## WHAT YOU ARE ASKED TO DO
In how many lines does the string "often" appear? Answer with the number only.

+===+

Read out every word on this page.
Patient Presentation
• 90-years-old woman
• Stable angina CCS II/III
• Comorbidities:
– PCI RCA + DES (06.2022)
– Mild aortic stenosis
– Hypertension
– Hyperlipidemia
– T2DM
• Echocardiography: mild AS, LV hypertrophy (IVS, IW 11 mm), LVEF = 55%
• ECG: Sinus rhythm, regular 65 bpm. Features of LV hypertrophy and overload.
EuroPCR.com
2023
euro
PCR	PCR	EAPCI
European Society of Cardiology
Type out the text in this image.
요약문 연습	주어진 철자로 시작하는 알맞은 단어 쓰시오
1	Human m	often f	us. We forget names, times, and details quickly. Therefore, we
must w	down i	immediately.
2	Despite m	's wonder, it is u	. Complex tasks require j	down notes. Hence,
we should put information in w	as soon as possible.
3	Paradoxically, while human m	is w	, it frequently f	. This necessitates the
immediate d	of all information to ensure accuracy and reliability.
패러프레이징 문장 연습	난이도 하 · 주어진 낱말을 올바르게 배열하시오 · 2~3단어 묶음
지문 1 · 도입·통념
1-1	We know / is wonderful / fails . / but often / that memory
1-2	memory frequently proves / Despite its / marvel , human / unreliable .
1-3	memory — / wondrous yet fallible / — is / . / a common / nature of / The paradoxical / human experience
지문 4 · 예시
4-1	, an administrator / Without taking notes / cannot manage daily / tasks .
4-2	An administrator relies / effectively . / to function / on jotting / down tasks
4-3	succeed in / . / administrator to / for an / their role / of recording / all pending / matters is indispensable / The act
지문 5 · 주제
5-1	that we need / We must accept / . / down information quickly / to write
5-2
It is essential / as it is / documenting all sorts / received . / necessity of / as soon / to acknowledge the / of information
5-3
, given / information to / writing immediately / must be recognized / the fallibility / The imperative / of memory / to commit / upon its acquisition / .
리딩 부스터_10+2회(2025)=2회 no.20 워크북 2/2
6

+===+

## CORRECT OUTPUT
2